De notre correspondant à Tizi Ouzou
Lakhdar Siad
Une bonne décennie de terrorisme et de terreur sociale a suffi pour anéantir les habitudes de pique-niques, de randonnées pédestres, d'excursions, de parties de pêche à la ligne en famille et entre bandes de copains et de camping en plein air soumis à un simple O.-K. de la municipalité. Sans publicité, sans discours sur le développement du tourisme ni programme de réalisation de projets du secteur, le pays était l'une des destinations préférées de touristes venus de tous les pays tous ravis de découvrir cette belle et ensorceleuse contrée appelée Algérie. La Kabylie faisait toujours partie des remarquables notes de voyage emmagasinées par des visiteurs enchantés et décidés à refaire la même halte bienfaisante l'année d'après. Il fallait vraiment le chercher pour pouvoir arriver à supprimer à l'Algérien moyen la part des sorties de détente et de loisirs de ses plannings. Une partie du week-end était toujours celle de la récupération loin de la cité ou de la maison au village. Un bon bol d'air pour déstresser !

## Exercices à traiter
1) Répondez à ces questions sur le texte consacré au tourisme en Algérie.
(a) Qu'est-ce qui a suffi pour anéantir les habitudes de pique-niques et de randonnées ?
(b) Quelle région faisait toujours partie des notes de voyage des visiteurs ?
(c) À quoi le camping en plein air était-il soumis ?
2) Rédigez la suite du texte sur les loisirs en Algérie, à partir de sa dernière phrase.

## Entrées fournies

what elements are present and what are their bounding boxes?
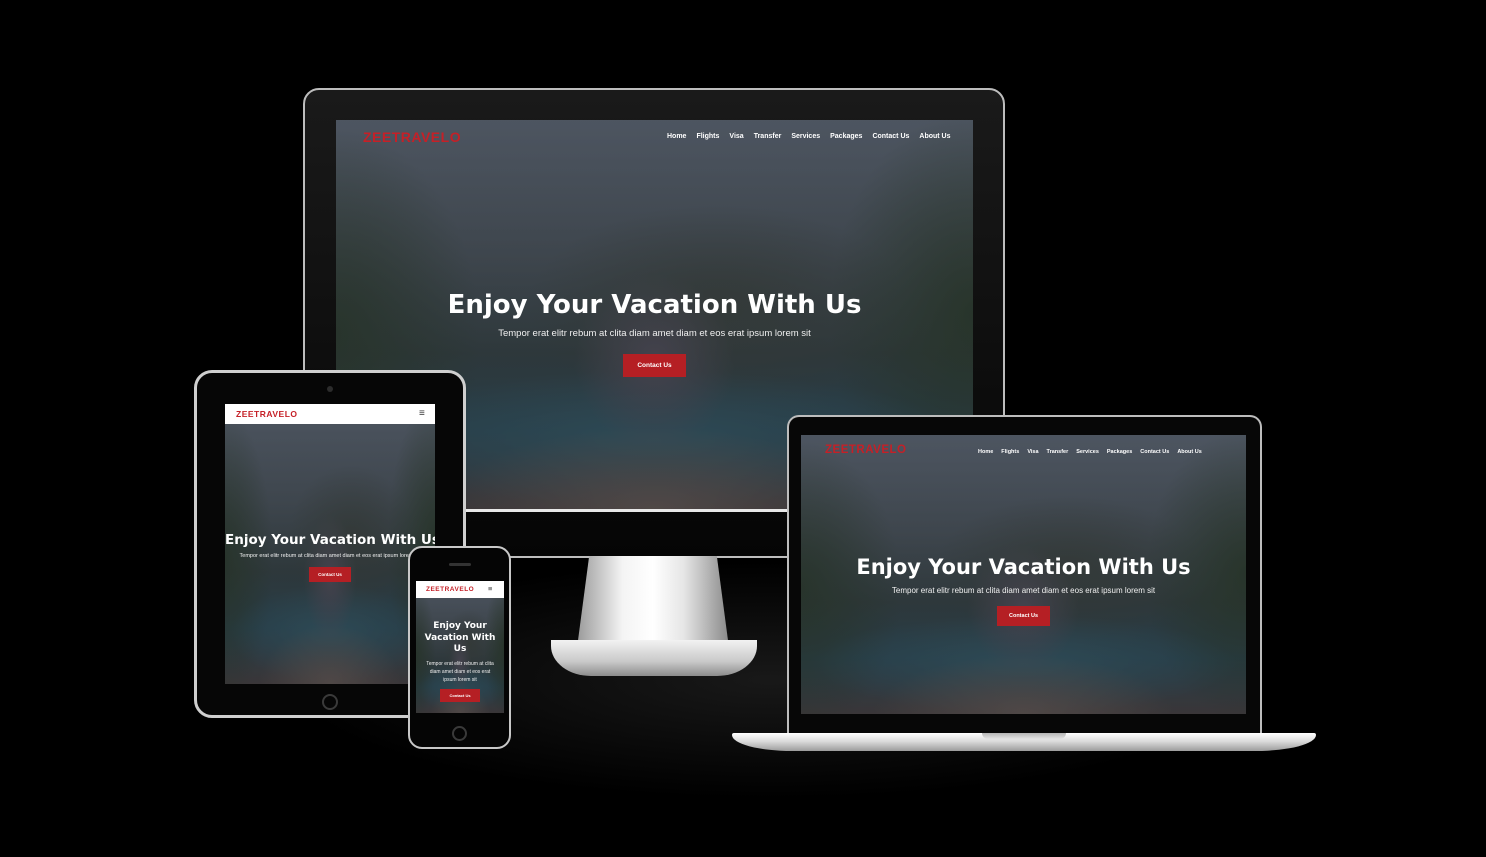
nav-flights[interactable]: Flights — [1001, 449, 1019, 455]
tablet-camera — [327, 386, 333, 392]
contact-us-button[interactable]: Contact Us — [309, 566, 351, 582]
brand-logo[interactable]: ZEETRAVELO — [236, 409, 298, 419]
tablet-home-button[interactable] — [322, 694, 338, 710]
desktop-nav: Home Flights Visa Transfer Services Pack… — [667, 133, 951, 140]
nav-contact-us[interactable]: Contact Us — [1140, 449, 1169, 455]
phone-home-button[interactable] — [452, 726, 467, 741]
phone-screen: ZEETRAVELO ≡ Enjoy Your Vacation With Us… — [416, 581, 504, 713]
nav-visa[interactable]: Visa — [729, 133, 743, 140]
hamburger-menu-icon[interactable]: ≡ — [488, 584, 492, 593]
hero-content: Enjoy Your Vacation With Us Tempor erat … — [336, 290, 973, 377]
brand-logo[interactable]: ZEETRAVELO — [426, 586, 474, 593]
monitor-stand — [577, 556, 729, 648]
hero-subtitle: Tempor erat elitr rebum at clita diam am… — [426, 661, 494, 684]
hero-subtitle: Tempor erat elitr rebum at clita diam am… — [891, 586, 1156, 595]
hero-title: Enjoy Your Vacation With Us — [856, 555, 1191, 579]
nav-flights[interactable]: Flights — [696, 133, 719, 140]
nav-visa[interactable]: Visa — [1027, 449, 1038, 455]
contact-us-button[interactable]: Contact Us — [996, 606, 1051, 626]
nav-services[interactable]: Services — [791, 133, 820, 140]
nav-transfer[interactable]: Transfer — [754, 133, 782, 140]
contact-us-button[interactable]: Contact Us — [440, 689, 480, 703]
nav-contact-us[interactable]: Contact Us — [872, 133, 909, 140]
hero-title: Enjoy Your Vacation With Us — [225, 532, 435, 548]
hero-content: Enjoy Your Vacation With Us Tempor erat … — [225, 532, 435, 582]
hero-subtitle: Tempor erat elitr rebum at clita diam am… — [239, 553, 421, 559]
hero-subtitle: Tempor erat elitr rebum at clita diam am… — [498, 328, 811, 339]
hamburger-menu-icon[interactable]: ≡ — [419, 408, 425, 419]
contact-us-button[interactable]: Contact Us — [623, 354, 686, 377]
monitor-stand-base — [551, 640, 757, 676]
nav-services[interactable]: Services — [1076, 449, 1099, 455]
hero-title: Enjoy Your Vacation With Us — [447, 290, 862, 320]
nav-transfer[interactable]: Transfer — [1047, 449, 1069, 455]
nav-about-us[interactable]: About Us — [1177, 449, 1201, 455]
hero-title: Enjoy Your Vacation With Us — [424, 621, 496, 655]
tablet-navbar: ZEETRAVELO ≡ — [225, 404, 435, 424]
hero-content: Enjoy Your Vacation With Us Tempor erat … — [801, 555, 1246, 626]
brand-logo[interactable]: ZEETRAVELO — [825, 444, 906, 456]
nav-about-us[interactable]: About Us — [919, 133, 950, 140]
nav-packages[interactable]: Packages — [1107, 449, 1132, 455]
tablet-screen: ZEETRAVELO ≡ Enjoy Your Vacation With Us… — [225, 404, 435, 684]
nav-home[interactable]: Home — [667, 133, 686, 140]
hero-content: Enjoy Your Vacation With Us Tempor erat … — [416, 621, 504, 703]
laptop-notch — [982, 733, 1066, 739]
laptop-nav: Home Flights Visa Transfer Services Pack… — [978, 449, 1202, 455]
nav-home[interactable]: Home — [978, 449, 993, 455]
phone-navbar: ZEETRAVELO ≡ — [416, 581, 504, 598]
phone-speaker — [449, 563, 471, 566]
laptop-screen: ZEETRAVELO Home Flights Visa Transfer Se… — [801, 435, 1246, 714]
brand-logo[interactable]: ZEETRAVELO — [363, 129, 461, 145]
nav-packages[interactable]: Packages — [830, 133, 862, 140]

--

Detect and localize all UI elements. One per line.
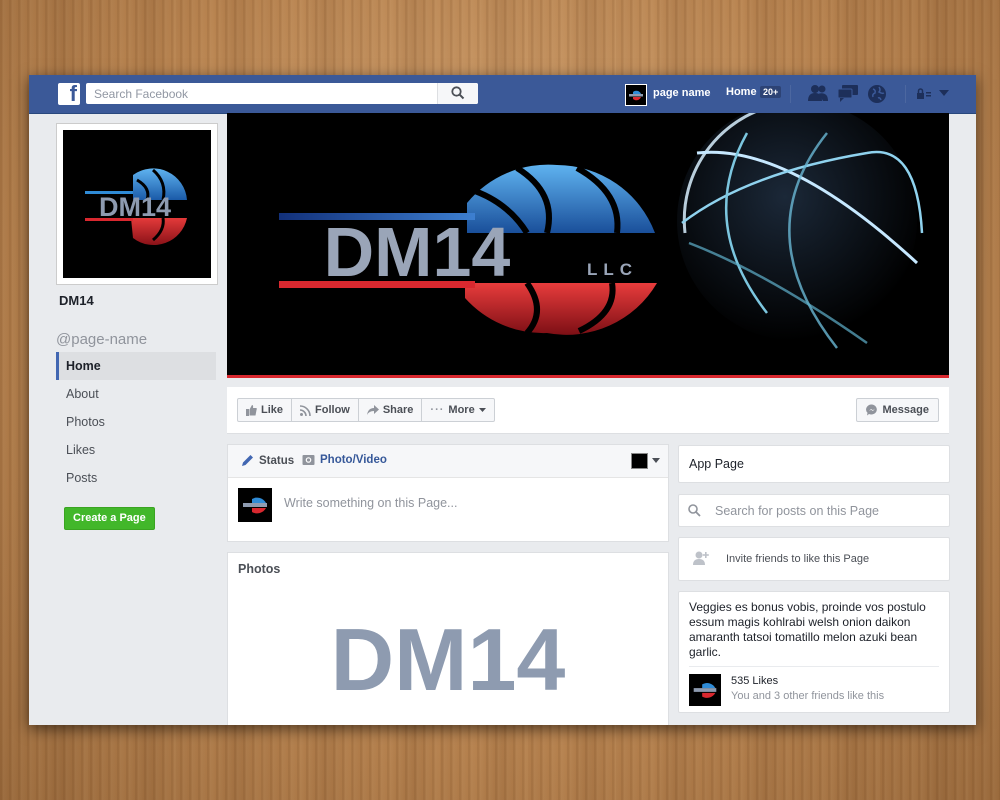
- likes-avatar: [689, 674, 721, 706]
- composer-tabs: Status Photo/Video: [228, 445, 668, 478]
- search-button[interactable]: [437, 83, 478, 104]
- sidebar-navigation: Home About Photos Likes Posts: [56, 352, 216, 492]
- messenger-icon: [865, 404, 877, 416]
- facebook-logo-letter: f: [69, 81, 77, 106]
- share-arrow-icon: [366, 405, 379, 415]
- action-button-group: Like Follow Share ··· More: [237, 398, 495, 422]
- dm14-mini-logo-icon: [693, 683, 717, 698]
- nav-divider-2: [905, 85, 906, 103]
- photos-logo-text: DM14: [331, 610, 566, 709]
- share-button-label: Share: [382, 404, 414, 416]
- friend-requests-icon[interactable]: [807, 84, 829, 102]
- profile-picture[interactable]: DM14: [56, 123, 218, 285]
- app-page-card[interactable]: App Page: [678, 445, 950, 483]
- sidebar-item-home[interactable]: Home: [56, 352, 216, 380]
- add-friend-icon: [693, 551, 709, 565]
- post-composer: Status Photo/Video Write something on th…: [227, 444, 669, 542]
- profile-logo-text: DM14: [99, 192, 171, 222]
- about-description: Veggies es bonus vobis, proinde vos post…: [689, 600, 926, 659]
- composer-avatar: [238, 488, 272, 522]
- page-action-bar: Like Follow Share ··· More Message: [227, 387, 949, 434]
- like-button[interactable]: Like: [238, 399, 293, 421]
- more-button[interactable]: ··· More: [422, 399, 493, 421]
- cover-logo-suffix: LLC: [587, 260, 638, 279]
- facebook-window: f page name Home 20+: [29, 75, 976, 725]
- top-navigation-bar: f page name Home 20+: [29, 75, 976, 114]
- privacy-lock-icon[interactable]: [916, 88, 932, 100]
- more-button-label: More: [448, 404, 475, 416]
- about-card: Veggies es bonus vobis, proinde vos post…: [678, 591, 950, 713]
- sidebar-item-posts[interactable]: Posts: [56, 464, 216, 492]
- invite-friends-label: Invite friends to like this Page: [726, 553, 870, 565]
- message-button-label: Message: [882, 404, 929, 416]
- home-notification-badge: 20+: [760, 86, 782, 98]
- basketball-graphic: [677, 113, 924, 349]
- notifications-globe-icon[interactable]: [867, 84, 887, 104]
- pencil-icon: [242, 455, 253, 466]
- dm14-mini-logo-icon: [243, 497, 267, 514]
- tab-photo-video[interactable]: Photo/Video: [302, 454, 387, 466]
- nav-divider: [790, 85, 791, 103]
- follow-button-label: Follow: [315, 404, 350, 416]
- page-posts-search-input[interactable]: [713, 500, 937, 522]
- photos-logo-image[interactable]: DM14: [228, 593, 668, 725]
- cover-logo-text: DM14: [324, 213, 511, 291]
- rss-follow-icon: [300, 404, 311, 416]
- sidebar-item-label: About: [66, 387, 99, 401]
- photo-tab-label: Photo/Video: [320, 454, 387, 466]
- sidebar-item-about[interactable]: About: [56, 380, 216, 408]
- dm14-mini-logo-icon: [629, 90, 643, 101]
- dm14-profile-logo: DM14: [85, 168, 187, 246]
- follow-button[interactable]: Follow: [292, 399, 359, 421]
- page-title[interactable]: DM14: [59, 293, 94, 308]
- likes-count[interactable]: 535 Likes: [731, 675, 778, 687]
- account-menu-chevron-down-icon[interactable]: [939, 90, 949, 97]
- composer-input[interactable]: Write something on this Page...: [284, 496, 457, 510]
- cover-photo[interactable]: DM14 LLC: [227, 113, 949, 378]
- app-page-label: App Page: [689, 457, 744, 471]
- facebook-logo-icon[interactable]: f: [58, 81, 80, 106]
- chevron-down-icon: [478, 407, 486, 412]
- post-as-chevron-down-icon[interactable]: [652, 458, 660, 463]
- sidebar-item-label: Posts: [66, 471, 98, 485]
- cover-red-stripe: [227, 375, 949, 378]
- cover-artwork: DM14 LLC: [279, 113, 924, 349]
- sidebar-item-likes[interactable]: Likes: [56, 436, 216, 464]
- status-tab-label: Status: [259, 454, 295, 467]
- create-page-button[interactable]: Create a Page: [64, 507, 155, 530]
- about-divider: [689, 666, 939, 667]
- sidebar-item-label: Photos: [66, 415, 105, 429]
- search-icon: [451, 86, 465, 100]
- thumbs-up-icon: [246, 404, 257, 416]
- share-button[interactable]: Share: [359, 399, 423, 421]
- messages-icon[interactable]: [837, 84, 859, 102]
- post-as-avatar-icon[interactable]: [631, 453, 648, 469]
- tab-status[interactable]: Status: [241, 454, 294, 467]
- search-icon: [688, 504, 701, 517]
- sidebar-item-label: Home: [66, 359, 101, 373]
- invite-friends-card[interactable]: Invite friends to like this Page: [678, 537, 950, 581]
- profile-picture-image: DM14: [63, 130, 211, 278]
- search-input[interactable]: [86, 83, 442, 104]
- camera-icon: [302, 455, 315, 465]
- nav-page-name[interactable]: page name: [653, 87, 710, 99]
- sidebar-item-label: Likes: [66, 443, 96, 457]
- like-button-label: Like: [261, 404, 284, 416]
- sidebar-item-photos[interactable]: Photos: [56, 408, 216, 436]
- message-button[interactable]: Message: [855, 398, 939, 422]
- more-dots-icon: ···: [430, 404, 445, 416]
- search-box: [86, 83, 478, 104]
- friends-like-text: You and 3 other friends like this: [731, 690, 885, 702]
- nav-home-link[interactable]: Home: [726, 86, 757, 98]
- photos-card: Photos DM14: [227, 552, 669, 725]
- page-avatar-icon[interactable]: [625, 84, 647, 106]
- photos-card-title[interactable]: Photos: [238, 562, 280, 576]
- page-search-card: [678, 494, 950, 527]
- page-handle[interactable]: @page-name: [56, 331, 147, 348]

* * *

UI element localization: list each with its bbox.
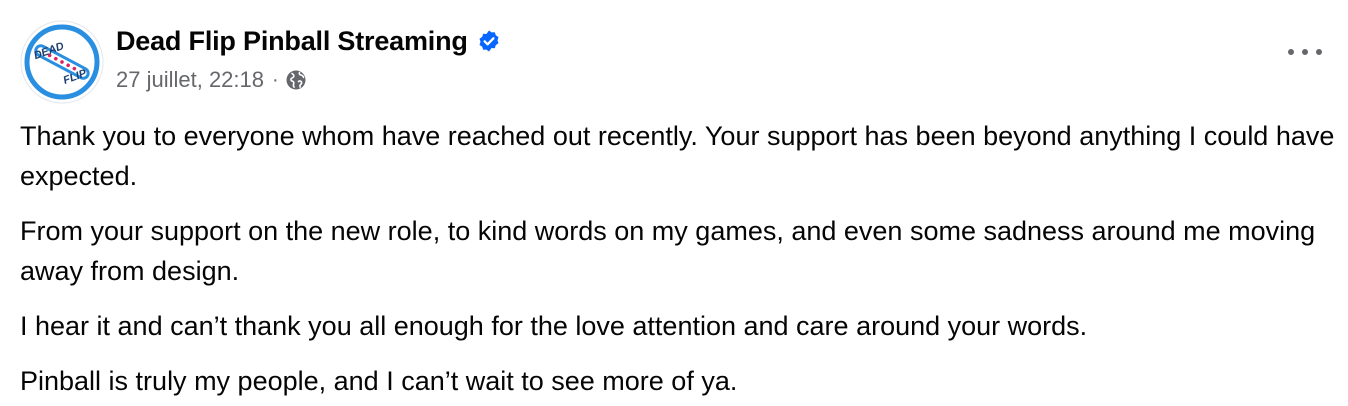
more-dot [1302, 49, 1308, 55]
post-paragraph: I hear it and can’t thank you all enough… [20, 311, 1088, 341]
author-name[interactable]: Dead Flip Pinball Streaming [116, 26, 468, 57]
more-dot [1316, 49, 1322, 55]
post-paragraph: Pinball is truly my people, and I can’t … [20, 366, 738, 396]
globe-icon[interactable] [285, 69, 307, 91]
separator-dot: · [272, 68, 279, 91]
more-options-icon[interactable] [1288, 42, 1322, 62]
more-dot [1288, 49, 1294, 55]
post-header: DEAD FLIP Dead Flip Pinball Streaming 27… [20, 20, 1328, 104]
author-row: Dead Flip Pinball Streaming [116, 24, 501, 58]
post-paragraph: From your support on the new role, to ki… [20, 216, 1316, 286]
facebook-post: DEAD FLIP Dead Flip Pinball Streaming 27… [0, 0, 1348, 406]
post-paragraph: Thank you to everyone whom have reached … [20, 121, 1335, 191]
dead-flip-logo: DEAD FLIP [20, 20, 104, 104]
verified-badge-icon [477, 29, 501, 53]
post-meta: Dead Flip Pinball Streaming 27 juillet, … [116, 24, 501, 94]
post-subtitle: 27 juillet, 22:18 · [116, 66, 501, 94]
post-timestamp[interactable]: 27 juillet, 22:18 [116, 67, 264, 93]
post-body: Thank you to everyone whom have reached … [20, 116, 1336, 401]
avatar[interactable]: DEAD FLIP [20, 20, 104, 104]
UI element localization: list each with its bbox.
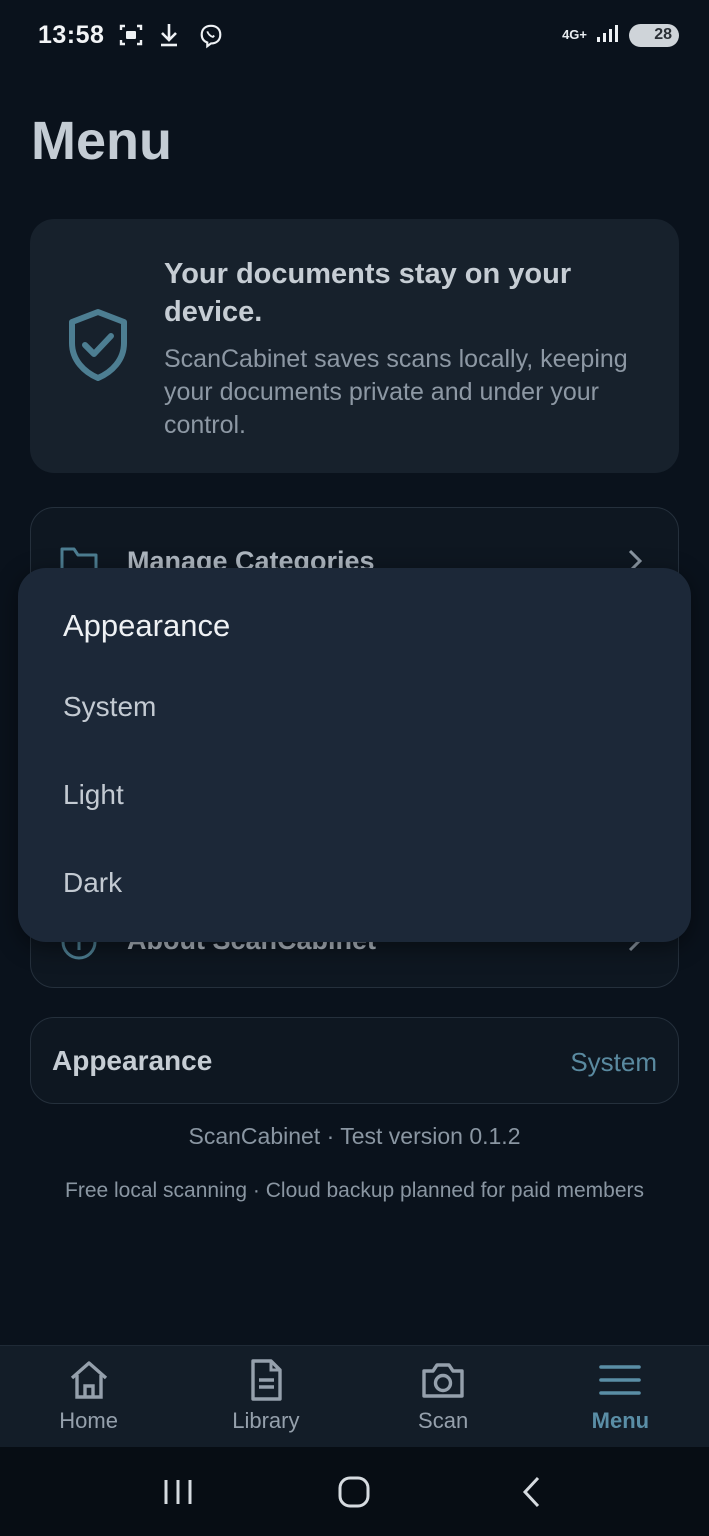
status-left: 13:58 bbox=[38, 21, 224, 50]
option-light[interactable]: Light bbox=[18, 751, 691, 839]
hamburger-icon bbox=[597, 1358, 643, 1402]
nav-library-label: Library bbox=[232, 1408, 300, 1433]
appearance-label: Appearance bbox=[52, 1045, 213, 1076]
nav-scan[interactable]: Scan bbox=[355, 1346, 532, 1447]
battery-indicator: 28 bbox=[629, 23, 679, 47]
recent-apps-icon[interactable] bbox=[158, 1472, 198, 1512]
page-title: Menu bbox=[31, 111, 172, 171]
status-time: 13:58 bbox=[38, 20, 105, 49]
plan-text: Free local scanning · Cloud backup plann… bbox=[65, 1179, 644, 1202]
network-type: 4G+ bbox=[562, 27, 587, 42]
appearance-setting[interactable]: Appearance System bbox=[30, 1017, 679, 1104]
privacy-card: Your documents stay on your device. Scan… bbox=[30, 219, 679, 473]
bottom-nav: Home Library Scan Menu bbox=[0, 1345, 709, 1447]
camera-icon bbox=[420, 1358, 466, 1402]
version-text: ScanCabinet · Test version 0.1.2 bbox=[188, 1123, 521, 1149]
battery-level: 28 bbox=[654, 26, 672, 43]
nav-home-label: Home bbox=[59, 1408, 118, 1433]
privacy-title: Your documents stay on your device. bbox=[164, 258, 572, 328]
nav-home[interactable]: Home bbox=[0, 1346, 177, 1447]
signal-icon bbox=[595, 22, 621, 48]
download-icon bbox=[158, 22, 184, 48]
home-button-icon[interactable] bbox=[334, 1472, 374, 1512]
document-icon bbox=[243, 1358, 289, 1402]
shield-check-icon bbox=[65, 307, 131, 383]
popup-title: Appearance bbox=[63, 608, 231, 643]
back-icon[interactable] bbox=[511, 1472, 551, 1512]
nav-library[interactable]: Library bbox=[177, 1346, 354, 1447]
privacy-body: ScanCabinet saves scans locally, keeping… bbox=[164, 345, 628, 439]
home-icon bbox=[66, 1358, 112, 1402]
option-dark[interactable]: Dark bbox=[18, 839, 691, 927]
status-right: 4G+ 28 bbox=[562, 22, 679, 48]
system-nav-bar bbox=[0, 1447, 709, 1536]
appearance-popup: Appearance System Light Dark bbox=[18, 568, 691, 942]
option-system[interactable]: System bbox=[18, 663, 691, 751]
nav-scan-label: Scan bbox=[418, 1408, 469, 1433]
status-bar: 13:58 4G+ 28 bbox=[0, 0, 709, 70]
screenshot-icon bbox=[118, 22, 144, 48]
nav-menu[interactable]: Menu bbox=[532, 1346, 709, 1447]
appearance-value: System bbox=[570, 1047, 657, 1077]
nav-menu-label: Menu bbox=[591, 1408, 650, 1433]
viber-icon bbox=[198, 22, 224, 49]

## Réponses par tâche
1)
(a) Une bonne décennie de terrorisme et de terreur sociale.
(b) La Kabylie.
(c) À un simple O.-K. de la municipalité.

2)
Des habitudes nées d'un savoir-vivre hérité d'une culture répandue faite de travail et de repos mérité auquel le commun des habitants avait plus ou moins accès. Puis, arrive la série noire des attentats terroristes, des bombes, des faux barrages, de l'insécurité… Conséquence : plus trace de tentes plantées sur tout espace habitable des abords de la plage et au pied des monts kabyles hantés par des groupes armés au nombre qui reste toujours indéterminé. Des plages, les sites touristiques de montagne et des plaines sont devenus aussi dangereux que les maquis les plus infestés d'Algérie. On étouffe partout sur le territoire algérien. Un vaste territoire aux quatre saisons où les promesses de rétablir l'ordre, la sécurité, la justice et le développement sont restées lettre morte depuis la… première promesse datant de 1962 qui était de faire de notre pays une république démocratique et populaire. Les professionnels du tourisme sont abandonnés et on se permet même d'agresser à coup de décharges d'ordures ménagères et industrielles l'environnement à défaut de le protéger avec peu ou zéro moyen. On rajoute à l'ambiance explicitement malsaine ! Le mois de juillet dernier, Tigzirt, envoûtante ville du littoral kabyle, a craché un feu de colère après des années de silence et d'acceptation des conditions intenables de vie et d'exercice d'activités commerciales sous prétexte sécuritaire.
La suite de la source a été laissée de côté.